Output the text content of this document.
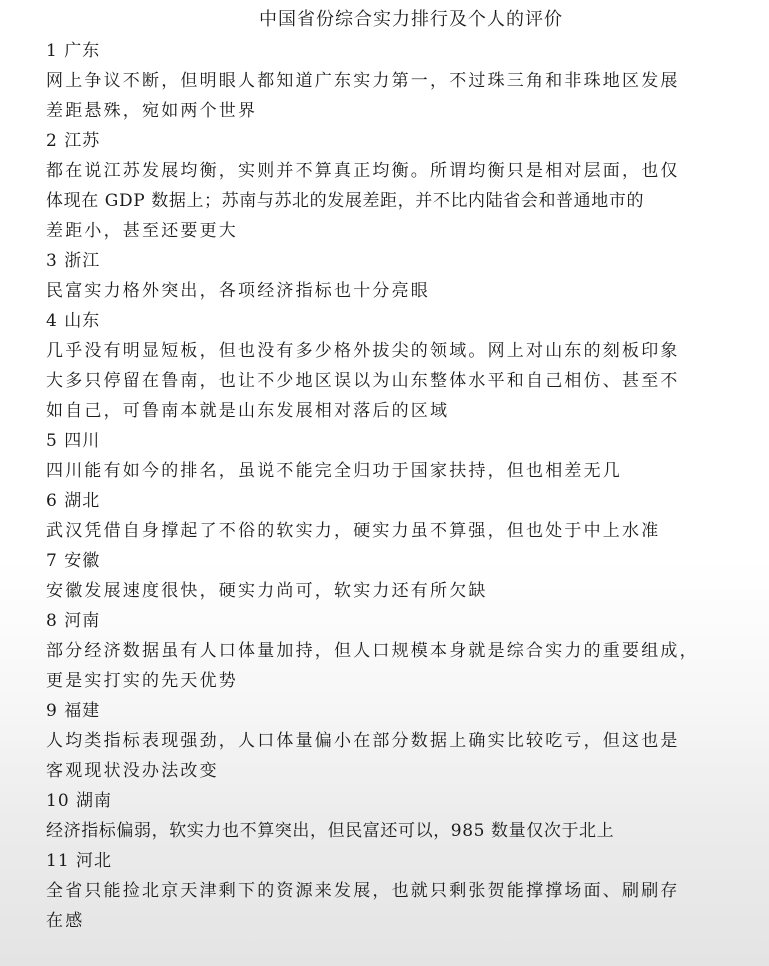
中国省份综合实力排行及个人的评价
1 广东
网上争议不断，但明眼人都知道广东实力第一，不过珠三角和非珠地区发展
差距悬殊，宛如两个世界
2 江苏
都在说江苏发展均衡，实则并不算真正均衡。所谓均衡只是相对层面，也仅
体现在 GDP 数据上；苏南与苏北的发展差距，并不比内陆省会和普通地市的
差距小，甚至还要更大
3 浙江
民富实力格外突出，各项经济指标也十分亮眼
4 山东
几乎没有明显短板，但也没有多少格外拔尖的领域。网上对山东的刻板印象
大多只停留在鲁南，也让不少地区误以为山东整体水平和自己相仿、甚至不
如自己，可鲁南本就是山东发展相对落后的区域
5 四川
四川能有如今的排名，虽说不能完全归功于国家扶持，但也相差无几
6 湖北
武汉凭借自身撑起了不俗的软实力，硬实力虽不算强，但也处于中上水准
7 安徽
安徽发展速度很快，硬实力尚可，软实力还有所欠缺
8 河南
部分经济数据虽有人口体量加持，但人口规模本身就是综合实力的重要组成，
更是实打实的先天优势
9 福建
人均类指标表现强劲，人口体量偏小在部分数据上确实比较吃亏，但这也是
客观现状没办法改变
10 湖南
经济指标偏弱，软实力也不算突出，但民富还可以，985 数量仅次于北上
11 河北
全省只能捡北京天津剩下的资源来发展，也就只剩张贺能撑撑场面、刷刷存
在感
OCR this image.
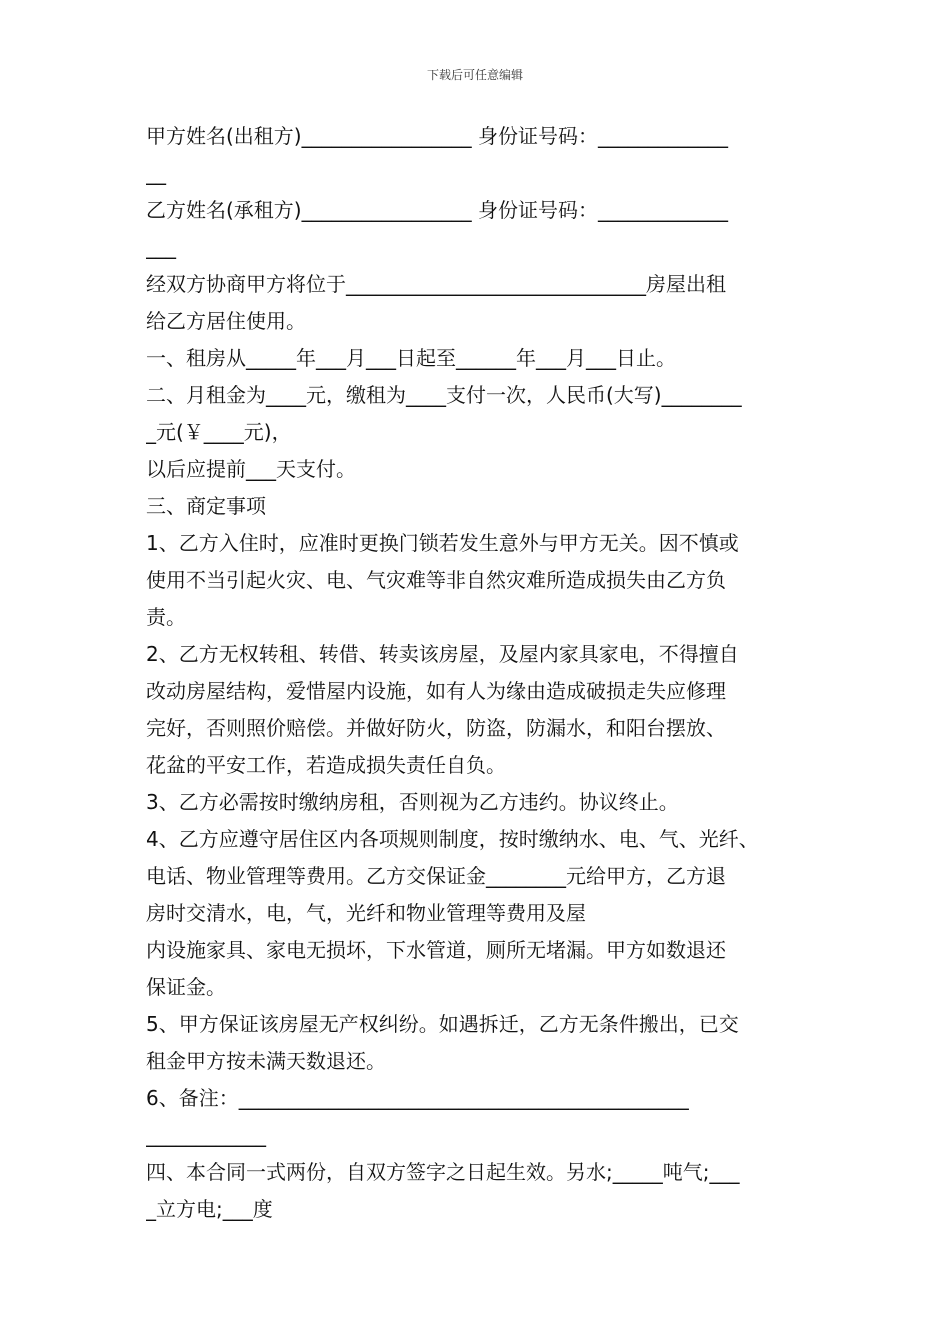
下载后可任意编辑
甲方姓名(出租方)_________________ 身份证号码：_____________
__
乙方姓名(承租方)_________________ 身份证号码：_____________
___
经双方协商甲方将位于______________________________房屋出租
给乙方居住使用。
一、租房从_____年___月___日起至______年___月___日止。
二、月租金为____元，缴租为____支付一次，人民币(大写)________
_元(￥____元)，
以后应提前___天支付。
三、商定事项
1、乙方入住时，应准时更换门锁若发生意外与甲方无关。因不慎或
使用不当引起火灾、电、气灾难等非自然灾难所造成损失由乙方负
责。
2、乙方无权转租、转借、转卖该房屋，及屋内家具家电，不得擅自
改动房屋结构，爱惜屋内设施，如有人为缘由造成破损走失应修理
完好，否则照价赔偿。并做好防火，防盗，防漏水，和阳台摆放、
花盆的平安工作，若造成损失责任自负。
3、乙方必需按时缴纳房租，否则视为乙方违约。协议终止。
4、乙方应遵守居住区内各项规则制度，按时缴纳水、电、气、光纤、
电话、物业管理等费用。乙方交保证金________元给甲方，乙方退
房时交清水，电，气，光纤和物业管理等费用及屋
内设施家具、家电无损坏，下水管道，厕所无堵漏。甲方如数退还
保证金。
5、甲方保证该房屋无产权纠纷。如遇拆迁，乙方无条件搬出，已交
租金甲方按未满天数退还。
6、备注：_____________________________________________
____________
四、本合同一式两份，自双方签字之日起生效。另水;_____吨气;___
_立方电;___度
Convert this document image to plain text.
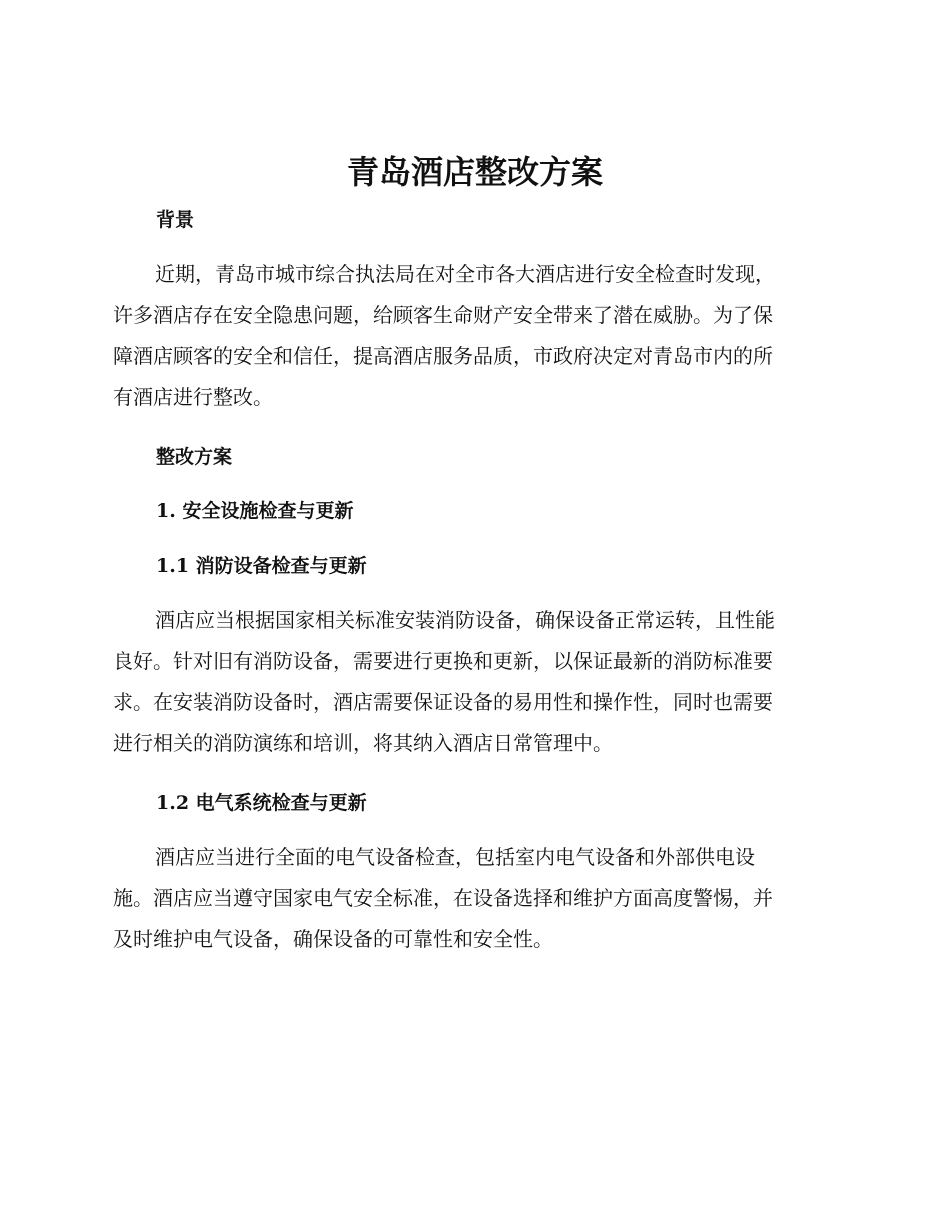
青岛酒店整改方案
背景
近期，青岛市城市综合执法局在对全市各大酒店进行安全检查时发现，
许多酒店存在安全隐患问题，给顾客生命财产安全带来了潜在威胁。为了保
障酒店顾客的安全和信任，提高酒店服务品质，市政府决定对青岛市内的所
有酒店进行整改。
整改方案
1. 安全设施检查与更新
1.1 消防设备检查与更新
酒店应当根据国家相关标准安装消防设备，确保设备正常运转，且性能
良好。针对旧有消防设备，需要进行更换和更新，以保证最新的消防标准要
求。在安装消防设备时，酒店需要保证设备的易用性和操作性，同时也需要
进行相关的消防演练和培训，将其纳入酒店日常管理中。
1.2 电气系统检查与更新
酒店应当进行全面的电气设备检查，包括室内电气设备和外部供电设
施。酒店应当遵守国家电气安全标准，在设备选择和维护方面高度警惕，并
及时维护电气设备，确保设备的可靠性和安全性。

• Problem details:
Retype every record above exactly as written, but leave out the pictures.

• Full output:
Output the text content of this document.
中国省份综合实力排行及个人的评价
1 广东
网上争议不断，但明眼人都知道广东实力第一，不过珠三角和非珠地区发展
差距悬殊，宛如两个世界
2 江苏
都在说江苏发展均衡，实则并不算真正均衡。所谓均衡只是相对层面，也仅
体现在 GDP 数据上；苏南与苏北的发展差距，并不比内陆省会和普通地市的
差距小，甚至还要更大
3 浙江
民富实力格外突出，各项经济指标也十分亮眼
4 山东
几乎没有明显短板，但也没有多少格外拔尖的领域。网上对山东的刻板印象
大多只停留在鲁南，也让不少地区误以为山东整体水平和自己相仿、甚至不
如自己，可鲁南本就是山东发展相对落后的区域
5 四川
四川能有如今的排名，虽说不能完全归功于国家扶持，但也相差无几
6 湖北
武汉凭借自身撑起了不俗的软实力，硬实力虽不算强，但也处于中上水准
7 安徽
安徽发展速度很快，硬实力尚可，软实力还有所欠缺
8 河南
部分经济数据虽有人口体量加持，但人口规模本身就是综合实力的重要组成，
更是实打实的先天优势
9 福建
人均类指标表现强劲，人口体量偏小在部分数据上确实比较吃亏，但这也是
客观现状没办法改变
10 湖南
经济指标偏弱，软实力也不算突出，但民富还可以，985 数量仅次于北上
11 河北
全省只能捡北京天津剩下的资源来发展，也就只剩张贺能撑撑场面、刷刷存
在感
OCR this image.
下载后可任意编辑
甲方姓名(出租方)_________________ 身份证号码：_____________
__
乙方姓名(承租方)_________________ 身份证号码：_____________
___
经双方协商甲方将位于______________________________房屋出租
给乙方居住使用。
一、租房从_____年___月___日起至______年___月___日止。
二、月租金为____元，缴租为____支付一次，人民币(大写)________
_元(￥____元)，
以后应提前___天支付。
三、商定事项
1、乙方入住时，应准时更换门锁若发生意外与甲方无关。因不慎或
使用不当引起火灾、电、气灾难等非自然灾难所造成损失由乙方负
责。
2、乙方无权转租、转借、转卖该房屋，及屋内家具家电，不得擅自
改动房屋结构，爱惜屋内设施，如有人为缘由造成破损走失应修理
完好，否则照价赔偿。并做好防火，防盗，防漏水，和阳台摆放、
花盆的平安工作，若造成损失责任自负。
3、乙方必需按时缴纳房租，否则视为乙方违约。协议终止。
4、乙方应遵守居住区内各项规则制度，按时缴纳水、电、气、光纤、
电话、物业管理等费用。乙方交保证金________元给甲方，乙方退
房时交清水，电，气，光纤和物业管理等费用及屋
内设施家具、家电无损坏，下水管道，厕所无堵漏。甲方如数退还
保证金。
5、甲方保证该房屋无产权纠纷。如遇拆迁，乙方无条件搬出，已交
租金甲方按未满天数退还。
6、备注：_____________________________________________
____________
四、本合同一式两份，自双方签字之日起生效。另水;_____吨气;___
_立方电;___度
Convert this document image to plain text.
青岛酒店整改方案
背景
近期，青岛市城市综合执法局在对全市各大酒店进行安全检查时发现，
许多酒店存在安全隐患问题，给顾客生命财产安全带来了潜在威胁。为了保
障酒店顾客的安全和信任，提高酒店服务品质，市政府决定对青岛市内的所
有酒店进行整改。
整改方案
1. 安全设施检查与更新
1.1 消防设备检查与更新
酒店应当根据国家相关标准安装消防设备，确保设备正常运转，且性能
良好。针对旧有消防设备，需要进行更换和更新，以保证最新的消防标准要
求。在安装消防设备时，酒店需要保证设备的易用性和操作性，同时也需要
进行相关的消防演练和培训，将其纳入酒店日常管理中。
1.2 电气系统检查与更新
酒店应当进行全面的电气设备检查，包括室内电气设备和外部供电设
施。酒店应当遵守国家电气安全标准，在设备选择和维护方面高度警惕，并
及时维护电气设备，确保设备的可靠性和安全性。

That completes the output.